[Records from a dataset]

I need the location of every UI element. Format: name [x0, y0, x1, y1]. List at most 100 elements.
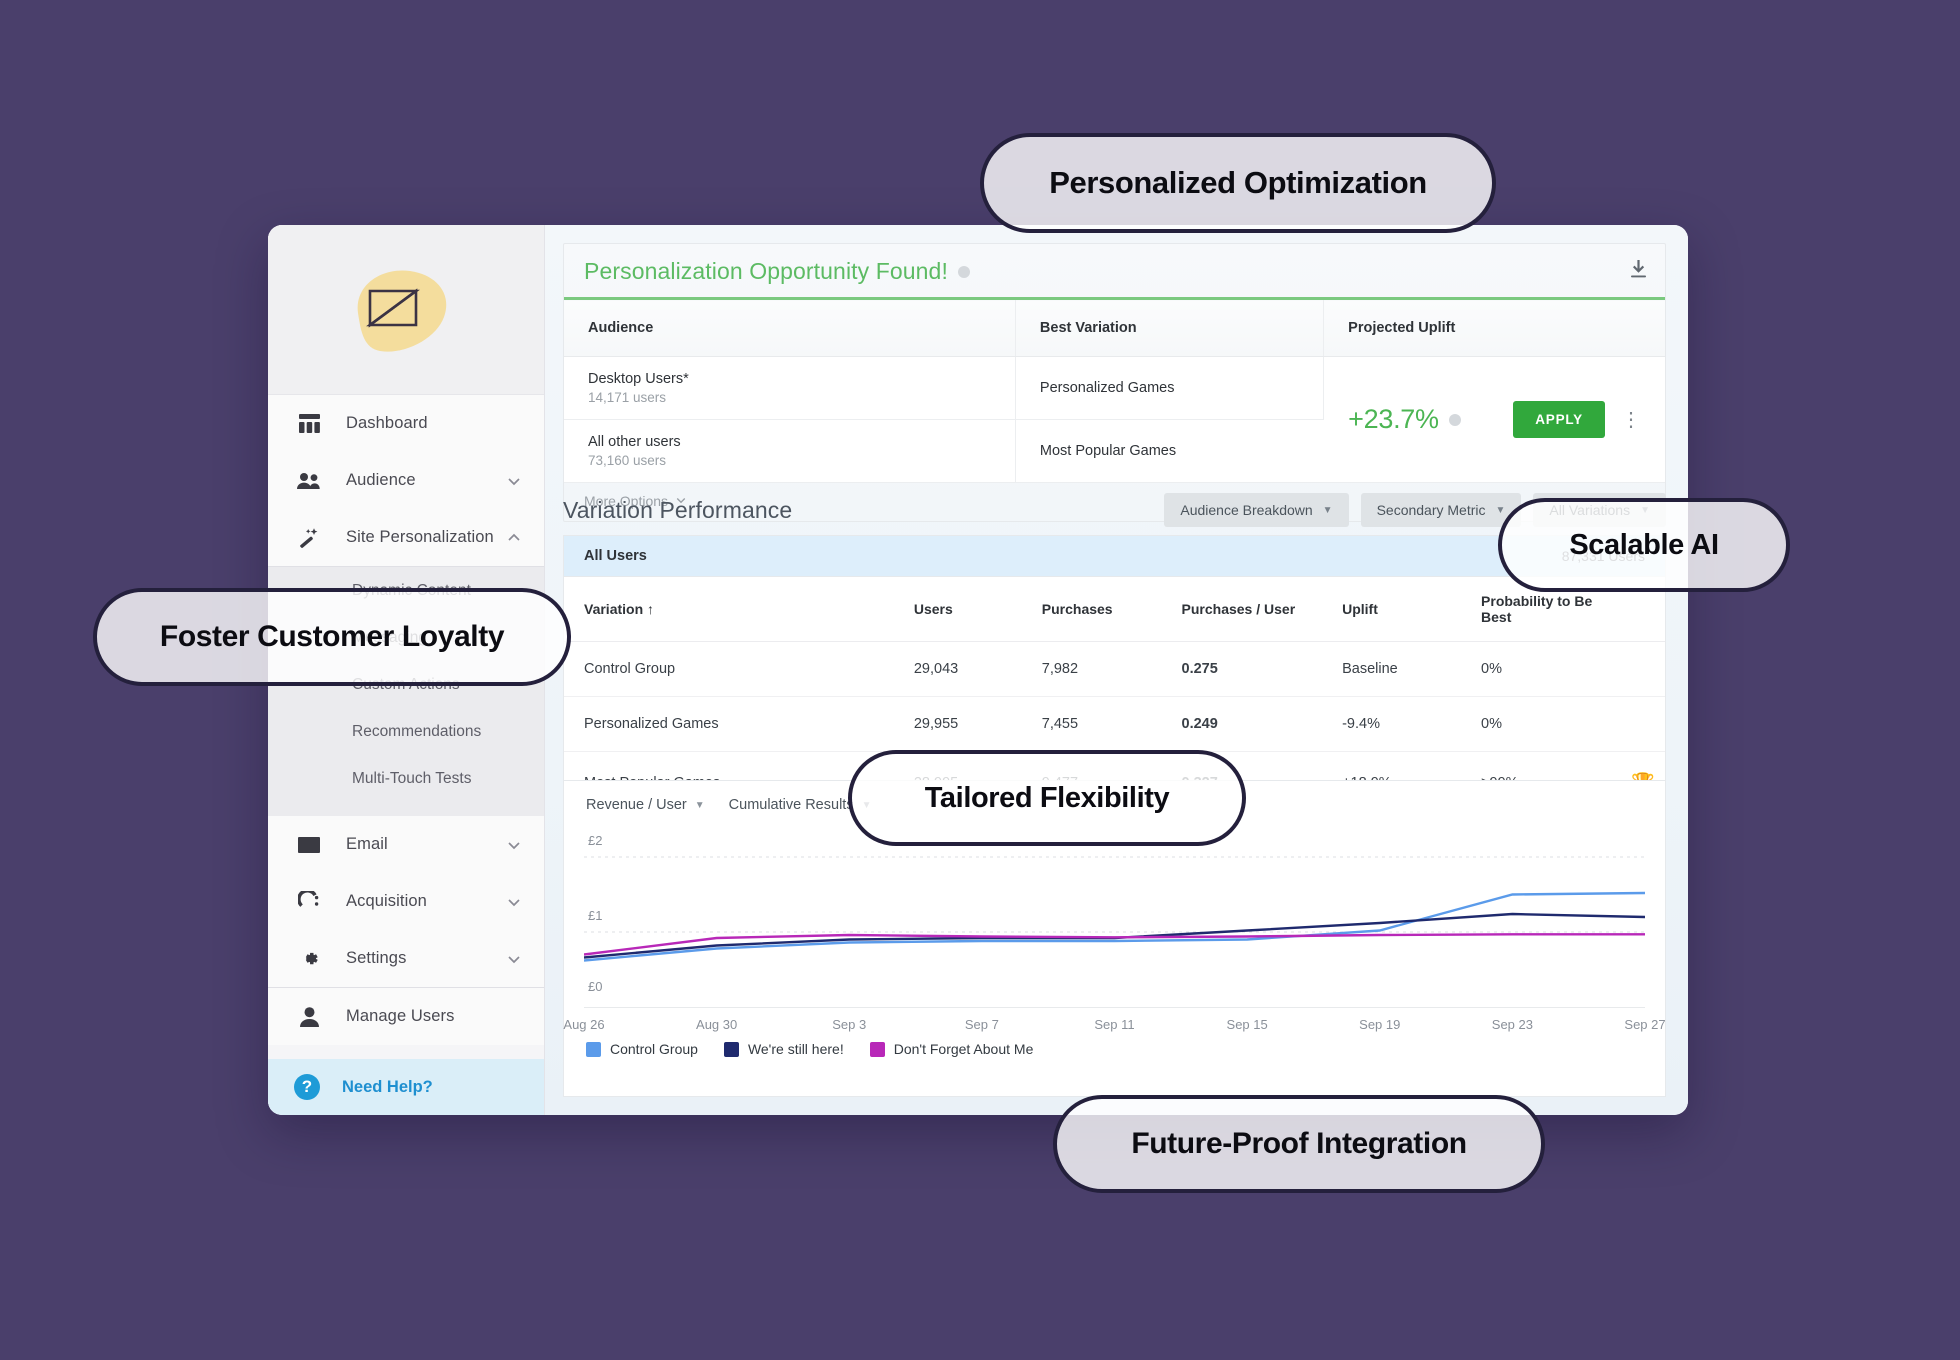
info-icon[interactable] [1448, 413, 1461, 426]
x-tick-label: Aug 30 [696, 1017, 738, 1032]
col-purchases[interactable]: Purchases [1041, 577, 1182, 642]
sidebar-secondary-group: Email Acquisition Settings [268, 816, 544, 987]
x-tick-label: Sep 27 [1624, 1017, 1666, 1032]
y-tick-label: £0 [588, 979, 603, 994]
magic-wand-icon [294, 526, 324, 550]
callout-scalable-ai: Scalable AI [1498, 498, 1790, 592]
callout-personalized-optimization: Personalized Optimization [980, 133, 1496, 233]
col-variation[interactable]: Variation ↑ [564, 577, 914, 642]
chart-lines [584, 827, 1645, 1007]
audience-user-count: 14,171 users [588, 390, 667, 405]
x-tick-label: Sep 7 [964, 1017, 999, 1032]
x-tick-label: Sep 23 [1491, 1017, 1533, 1032]
question-circle-icon: ? [294, 1074, 320, 1100]
opportunity-table: Audience Best Variation Projected Uplift… [564, 297, 1665, 483]
table-row: Personalized Games 29,955 7,455 0.249 -9… [564, 696, 1665, 752]
sidebar-item-dashboard[interactable]: Dashboard [268, 395, 544, 452]
sidebar-item-settings[interactable]: Settings [268, 930, 544, 987]
legend-label: We're still here! [747, 1041, 844, 1057]
col-projected-uplift: Projected Uplift [1323, 298, 1665, 357]
apply-button[interactable]: APPLY [1513, 401, 1605, 438]
col-purchases-per-user[interactable]: Purchases / User [1181, 577, 1343, 642]
sidebar-item-audience[interactable]: Audience [268, 452, 544, 509]
sidebar-item-manage-users[interactable]: Manage Users [268, 988, 544, 1045]
chart-plot-area: £2 £1 £0 [584, 827, 1645, 1007]
chevron-down-icon [506, 951, 522, 967]
col-uplift[interactable]: Uplift [1342, 577, 1482, 642]
variation-users: 29,955 [913, 696, 1042, 752]
download-icon[interactable] [1630, 260, 1647, 283]
chevron-down-icon [506, 837, 522, 853]
sidebar-item-label: Acquisition [346, 892, 427, 910]
chevron-down-icon [506, 473, 522, 489]
sidebar-subitem-recommendations[interactable]: Recommendations [268, 708, 544, 755]
sidebar-item-label: Dashboard [346, 414, 428, 432]
person-icon [294, 1005, 324, 1029]
x-tick-label: Sep 3 [832, 1017, 867, 1032]
x-tick-label: Sep 15 [1226, 1017, 1268, 1032]
sidebar-item-label: Manage Users [346, 1007, 455, 1025]
personalization-opportunity-card: Personalization Opportunity Found! Audie… [563, 243, 1666, 522]
legend-swatch [869, 1041, 885, 1057]
variation-uplift: -9.4% [1342, 696, 1482, 752]
col-users[interactable]: Users [913, 577, 1042, 642]
sidebar-item-label: Email [346, 835, 388, 853]
table-row: Desktop Users* 14,171 users Personalized… [564, 356, 1665, 483]
chevron-down-icon: ▼ [1495, 504, 1506, 516]
callout-label: Foster Customer Loyalty [159, 620, 505, 653]
secondary-metric-dropdown[interactable]: Secondary Metric ▼ [1360, 493, 1522, 527]
sidebar-subitem-multi-touch-tests[interactable]: Multi-Touch Tests [268, 755, 544, 802]
chart-series-line [584, 893, 1645, 961]
callout-tailored-flexibility: Tailored Flexibility [848, 750, 1246, 846]
metric-dropdown[interactable]: Revenue / User ▼ [586, 797, 705, 813]
variation-name: Personalized Games [564, 696, 914, 752]
bowtie-logo [346, 255, 466, 365]
variation-purchases: 7,982 [1041, 641, 1182, 697]
x-tick-label: Sep 11 [1094, 1017, 1135, 1032]
winner-cell [1631, 641, 1665, 697]
y-tick-label: £1 [588, 908, 603, 923]
best-variation-cell: Personalized Games [1015, 356, 1325, 420]
sidebar-spacer [268, 802, 544, 816]
variation-probability: 0% [1481, 696, 1632, 752]
audience-breakdown-dropdown[interactable]: Audience Breakdown ▼ [1164, 493, 1349, 527]
sidebar-item-acquisition[interactable]: Acquisition [268, 873, 544, 930]
callout-label: Future-Proof Integration [1131, 1127, 1467, 1160]
sidebar-primary-group: Dashboard Audience Site Personalization [268, 395, 544, 566]
chart-x-axis: Aug 26 Aug 30 Sep 3 Sep 7 Sep 11 Sep 15 Sep 19… [563, 1007, 1666, 1037]
variation-performance-header: Variation Performance Audience Breakdown… [563, 493, 1666, 527]
variation-name: Control Group [564, 641, 914, 697]
gear-icon [294, 947, 324, 971]
audience-name: All other users [588, 434, 681, 450]
sidebar-item-site-personalization[interactable]: Site Personalization [268, 509, 544, 566]
chevron-down-icon [506, 894, 522, 910]
callout-label: Tailored Flexibility [924, 781, 1170, 814]
page-root: Dashboard Audience Site Personalization … [0, 0, 1960, 1360]
info-icon[interactable] [957, 265, 970, 278]
sidebar-item-need-help[interactable]: ? Need Help? [268, 1059, 544, 1115]
callout-label: Scalable AI [1569, 528, 1719, 561]
callout-label: Personalized Optimization [1049, 165, 1427, 200]
legend-item: Don't Forget About Me [869, 1041, 1033, 1057]
chevron-up-icon [506, 530, 522, 546]
variation-purchases-per-user: 0.249 [1181, 696, 1343, 752]
best-variation-cell: Most Popular Games [1015, 419, 1324, 483]
segment-label: All Users [584, 548, 647, 564]
col-audience: Audience [564, 298, 1016, 357]
winner-cell [1631, 696, 1665, 752]
sidebar-item-email[interactable]: Email [268, 816, 544, 873]
audience-name: Desktop Users* [588, 371, 689, 387]
variation-purchases-per-user: 0.275 [1181, 641, 1343, 697]
dashboard-icon [294, 412, 324, 436]
legend-swatch [586, 1041, 601, 1057]
y-tick-label: £2 [588, 833, 603, 848]
sidebar-item-label: Audience [346, 471, 416, 489]
metric-dropdown-label: Revenue / User [586, 797, 687, 813]
sidebar-tertiary-group: Manage Users [268, 988, 544, 1045]
more-actions-icon[interactable]: ⋮ [1621, 410, 1641, 430]
sidebar-item-label: Site Personalization [346, 528, 494, 546]
projected-uplift-cell: +23.7% APPLY ⋮ [1323, 356, 1665, 483]
col-best-variation: Best Variation [1015, 298, 1325, 357]
variation-probability: 0% [1481, 641, 1632, 697]
sidebar-subitem-label: Multi-Touch Tests [352, 769, 472, 787]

▶ **Request**
Convert every line of the listing above into a numbered list, dropping any blank lines. Leave the pictures out of your answer.

▶ **Answer for this exercise**
1. I need the location of every UI element. Format: name [x0, y0, x1, y1]. List at most 100 elements.
2. info-icon[interactable] [1448, 413, 1461, 426]
3. x-tick-label: Aug 30 [696, 1017, 738, 1032]
4. col-purchases[interactable]: Purchases [1041, 577, 1182, 642]
5. sidebar-secondary-group: Email Acquisition Settings [268, 816, 544, 987]
6. x-tick-label: Sep 27 [1624, 1017, 1666, 1032]
7. y-tick-label: £0 [588, 979, 603, 994]
8. magic-wand-icon [294, 526, 324, 550]
9. callout-scalable-ai: Scalable AI [1498, 498, 1790, 592]
10. callout-personalized-optimization: Personalized Optimization [980, 133, 1496, 233]
11. col-variation[interactable]: Variation ↑ [564, 577, 914, 642]
12. chart-lines [584, 827, 1645, 1007]
13. audience-user-count: 14,171 users [588, 390, 667, 405]
14. x-tick-label: Sep 7 [964, 1017, 999, 1032]
15. x-tick-label: Sep 23 [1491, 1017, 1533, 1032]
16. question-circle-icon: ? [294, 1074, 320, 1100]
17. opportunity-table: Audience Best Variation Projected Uplift… [564, 297, 1665, 483]
18. table-row: Personalized Games 29,955 7,455 0.249 -9… [564, 696, 1665, 752]
19. sidebar-item-dashboard[interactable]: Dashboard [268, 395, 544, 452]
20. sidebar-item-settings[interactable]: Settings [268, 930, 544, 987]
21. legend-label: We're still here! [747, 1041, 844, 1057]
22. col-projected-uplift: Projected Uplift [1323, 298, 1665, 357]
23. apply-button[interactable]: APPLY [1513, 401, 1605, 438]
24. col-purchases-per-user[interactable]: Purchases / User [1181, 577, 1343, 642]
25. sidebar-item-audience[interactable]: Audience [268, 452, 544, 509]
26. sidebar-item-manage-users[interactable]: Manage Users [268, 988, 544, 1045]
27. chart-plot-area: £2 £1 £0 [584, 827, 1645, 1007]
28. chevron-down-icon [506, 951, 522, 967]
29. col-uplift[interactable]: Uplift [1342, 577, 1482, 642]
30. variation-users: 29,955 [913, 696, 1042, 752]
31. download-icon[interactable] [1630, 260, 1647, 283]
32. chevron-down-icon [506, 837, 522, 853]
33. sidebar-item-label: Acquisition [346, 892, 427, 910]
34. chevron-down-icon [506, 473, 522, 489]
35. sidebar-subitem-recommendations[interactable]: Recommendations [268, 708, 544, 755]
36. sidebar-item-label: Dashboard [346, 414, 428, 432]
37. person-icon [294, 1005, 324, 1029]
38. x-tick-label: Sep 3 [832, 1017, 867, 1032]
39. x-tick-label: Sep 15 [1226, 1017, 1268, 1032]
40. sidebar-item-label: Manage Users [346, 1007, 455, 1025]
41. personalization-opportunity-card: Personalization Opportunity Found! Audie… [563, 243, 1666, 522]
42. legend-swatch [869, 1041, 885, 1057]
43. variation-uplift: -9.4% [1342, 696, 1482, 752]
44. col-users[interactable]: Users [913, 577, 1042, 642]
45. sidebar-item-label: Email [346, 835, 388, 853]
46. table-row: Desktop Users* 14,171 users Personalized… [564, 356, 1665, 483]
47. chevron-down-icon: ▼ [1495, 504, 1506, 516]
48. callout-label: Foster Customer Loyalty [159, 620, 505, 653]
49. secondary-metric-dropdown[interactable]: Secondary Metric ▼ [1360, 493, 1522, 527]
50. sidebar-subitem-multi-touch-tests[interactable]: Multi-Touch Tests [268, 755, 544, 802]
51. chart-series-line [584, 893, 1645, 961]
52. callout-tailored-flexibility: Tailored Flexibility [848, 750, 1246, 846]
53. metric-dropdown[interactable]: Revenue / User ▼ [586, 797, 705, 813]
54. variation-name: Personalized Games [564, 696, 914, 752]
55. bowtie-logo [346, 255, 466, 365]
56. variation-purchases: 7,982 [1041, 641, 1182, 697]
57. x-tick-label: Sep 11 [1094, 1017, 1135, 1032]
58. winner-cell [1631, 641, 1665, 697]
59. y-tick-label: £1 [588, 908, 603, 923]
60. best-variation-cell: Personalized Games [1015, 356, 1325, 420]
61. sidebar-spacer [268, 802, 544, 816]
62. variation-probability: 0% [1481, 696, 1632, 752]
63. audience-breakdown-dropdown[interactable]: Audience Breakdown ▼ [1164, 493, 1349, 527]
64. sidebar-item-acquisition[interactable]: Acquisition [268, 873, 544, 930]
65. callout-label: Future-Proof Integration [1131, 1127, 1467, 1160]
66. sidebar-primary-group: Dashboard Audience Site Personalization [268, 395, 544, 566]
67. chart-x-axis: Aug 26 Aug 30 Sep 3 Sep 7 Sep 11 Sep 15 Sep 19… [563, 1007, 1666, 1037]
68. variation-performance-header: Variation Performance Audience Breakdown… [563, 493, 1666, 527]
69. variation-name: Control Group [564, 641, 914, 697]
70. gear-icon [294, 947, 324, 971]
71. audience-name: All other users [588, 434, 681, 450]
72. sidebar-item-site-personalization[interactable]: Site Personalization [268, 509, 544, 566]
73. chevron-down-icon [506, 894, 522, 910]
74. callout-label: Tailored Flexibility [924, 781, 1170, 814]
75. page-root: Dashboard Audience Site Personalization … [0, 0, 1960, 1360]
76. info-icon[interactable] [957, 265, 970, 278]
77. sidebar-item-need-help[interactable]: ? Need Help? [268, 1059, 544, 1115]
78. callout-label: Scalable AI [1569, 528, 1719, 561]
79. callout-label: Personalized Optimization [1049, 165, 1427, 200]
80. legend-item: Don't Forget About Me [869, 1041, 1033, 1057]
81. chevron-up-icon [506, 530, 522, 546]
82. variation-purchases-per-user: 0.249 [1181, 696, 1343, 752]
83. best-variation-cell: Most Popular Games [1015, 419, 1324, 483]
84. segment-label: All Users [584, 548, 647, 564]
85. col-audience: Audience [564, 298, 1016, 357]
86. winner-cell [1631, 696, 1665, 752]
87. sidebar-item-email[interactable]: Email [268, 816, 544, 873]
88. audience-name: Desktop Users* [588, 371, 689, 387]
89. variation-purchases-per-user: 0.275 [1181, 641, 1343, 697]
90. dashboard-icon [294, 412, 324, 436]
91. legend-swatch [586, 1041, 601, 1057]
92. y-tick-label: £2 [588, 833, 603, 848]
93. sidebar-item-label: Audience [346, 471, 416, 489]
94. metric-dropdown-label: Revenue / User [586, 797, 687, 813]
95. sidebar-tertiary-group: Manage Users [268, 988, 544, 1045]
96. more-actions-icon[interactable]: ⋮ [1621, 410, 1641, 430]
97. sidebar-item-label: Site Personalization [346, 528, 494, 546]
98. projected-uplift-cell: +23.7% APPLY ⋮ [1323, 356, 1665, 483]
99. col-best-variation: Best Variation [1015, 298, 1325, 357]
100. variation-probability: 0% [1481, 641, 1632, 697]
101. sidebar-subitem-label: Multi-Touch Tests [352, 769, 472, 787]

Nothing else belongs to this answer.